Problem details >> Copy the material below word for word, line by line, but leave out the pictures.

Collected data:
· · ·

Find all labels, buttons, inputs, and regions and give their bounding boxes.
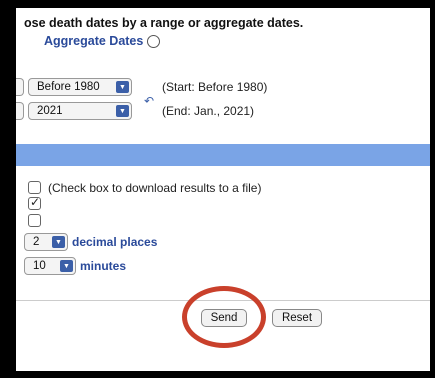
download-checkbox[interactable] [28, 181, 41, 194]
section-heading: ose death dates by a range or aggregate … [24, 16, 304, 30]
aggregate-dates-option[interactable]: Aggregate Dates [44, 34, 161, 48]
checkmark-icon: ✓ [30, 195, 41, 209]
section-divider-bar [16, 144, 430, 166]
date-options-panel: ose death dates by a range or aggregate … [16, 8, 430, 144]
end-year-value: 2021 [37, 105, 63, 117]
decimal-places-label: decimal places [72, 235, 158, 249]
decimal-places-value: 2 [33, 236, 40, 248]
start-note: (Start: Before 1980) [162, 80, 268, 94]
bottom-border [0, 371, 435, 378]
aggregate-dates-label: Aggregate Dates [44, 34, 144, 48]
chevron-down-icon: ▼ [52, 236, 65, 248]
chevron-down-icon: ▼ [116, 105, 129, 117]
aggregate-dates-radio[interactable] [147, 34, 161, 48]
minutes-select[interactable]: 10 ▼ [24, 257, 76, 275]
start-partial-select[interactable] [16, 78, 24, 96]
start-year-select[interactable]: Before 1980 ▼ [28, 78, 132, 96]
minutes-label: minutes [80, 259, 127, 273]
download-label: (Check box to download results to a file… [48, 181, 262, 195]
chevron-down-icon: ▼ [116, 81, 129, 93]
option-checkbox-checked[interactable]: ✓ [28, 195, 41, 210]
minutes-value: 10 [33, 260, 46, 272]
decimal-places-select[interactable]: 2 ▼ [24, 233, 68, 251]
start-year-value: Before 1980 [37, 81, 100, 93]
end-partial-select[interactable] [16, 102, 24, 120]
swap-arrow-icon[interactable]: ↶ [144, 94, 154, 108]
end-note: (End: Jan., 2021) [162, 104, 255, 118]
option-checkbox[interactable] [28, 214, 41, 227]
end-year-select[interactable]: 2021 ▼ [28, 102, 132, 120]
highlight-circle-annotation [182, 286, 266, 348]
reset-button[interactable]: Reset [272, 309, 322, 327]
chevron-down-icon: ▼ [60, 260, 73, 272]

· · ·

Exercise response >>
Find all labels, buttons, inputs, and regions and give their bounding boxes.
download-checkbox[interactable] [28, 181, 41, 194]
section-heading: ose death dates by a range or aggregate … [24, 16, 304, 30]
aggregate-dates-option[interactable]: Aggregate Dates [44, 34, 161, 48]
checkmark-icon: ✓ [30, 195, 41, 209]
section-divider-bar [16, 144, 430, 166]
date-options-panel: ose death dates by a range or aggregate … [16, 8, 430, 144]
end-year-value: 2021 [37, 105, 63, 117]
decimal-places-label: decimal places [72, 235, 158, 249]
decimal-places-value: 2 [33, 236, 40, 248]
start-note: (Start: Before 1980) [162, 80, 268, 94]
bottom-border [0, 371, 435, 378]
aggregate-dates-label: Aggregate Dates [44, 34, 144, 48]
chevron-down-icon: ▼ [52, 236, 65, 248]
chevron-down-icon: ▼ [116, 105, 129, 117]
aggregate-dates-radio[interactable] [147, 34, 161, 48]
minutes-select[interactable]: 10 ▼ [24, 257, 76, 275]
start-partial-select[interactable] [16, 78, 24, 96]
start-year-select[interactable]: Before 1980 ▼ [28, 78, 132, 96]
minutes-label: minutes [80, 259, 127, 273]
download-label: (Check box to download results to a file… [48, 181, 262, 195]
chevron-down-icon: ▼ [116, 81, 129, 93]
option-checkbox-checked[interactable]: ✓ [28, 195, 41, 210]
minutes-value: 10 [33, 260, 46, 272]
decimal-places-select[interactable]: 2 ▼ [24, 233, 68, 251]
start-year-value: Before 1980 [37, 81, 100, 93]
end-partial-select[interactable] [16, 102, 24, 120]
swap-arrow-icon[interactable]: ↶ [144, 94, 154, 108]
end-note: (End: Jan., 2021) [162, 104, 255, 118]
option-checkbox[interactable] [28, 214, 41, 227]
end-year-select[interactable]: 2021 ▼ [28, 102, 132, 120]
highlight-circle-annotation [182, 286, 266, 348]
reset-button[interactable]: Reset [272, 309, 322, 327]
chevron-down-icon: ▼ [60, 260, 73, 272]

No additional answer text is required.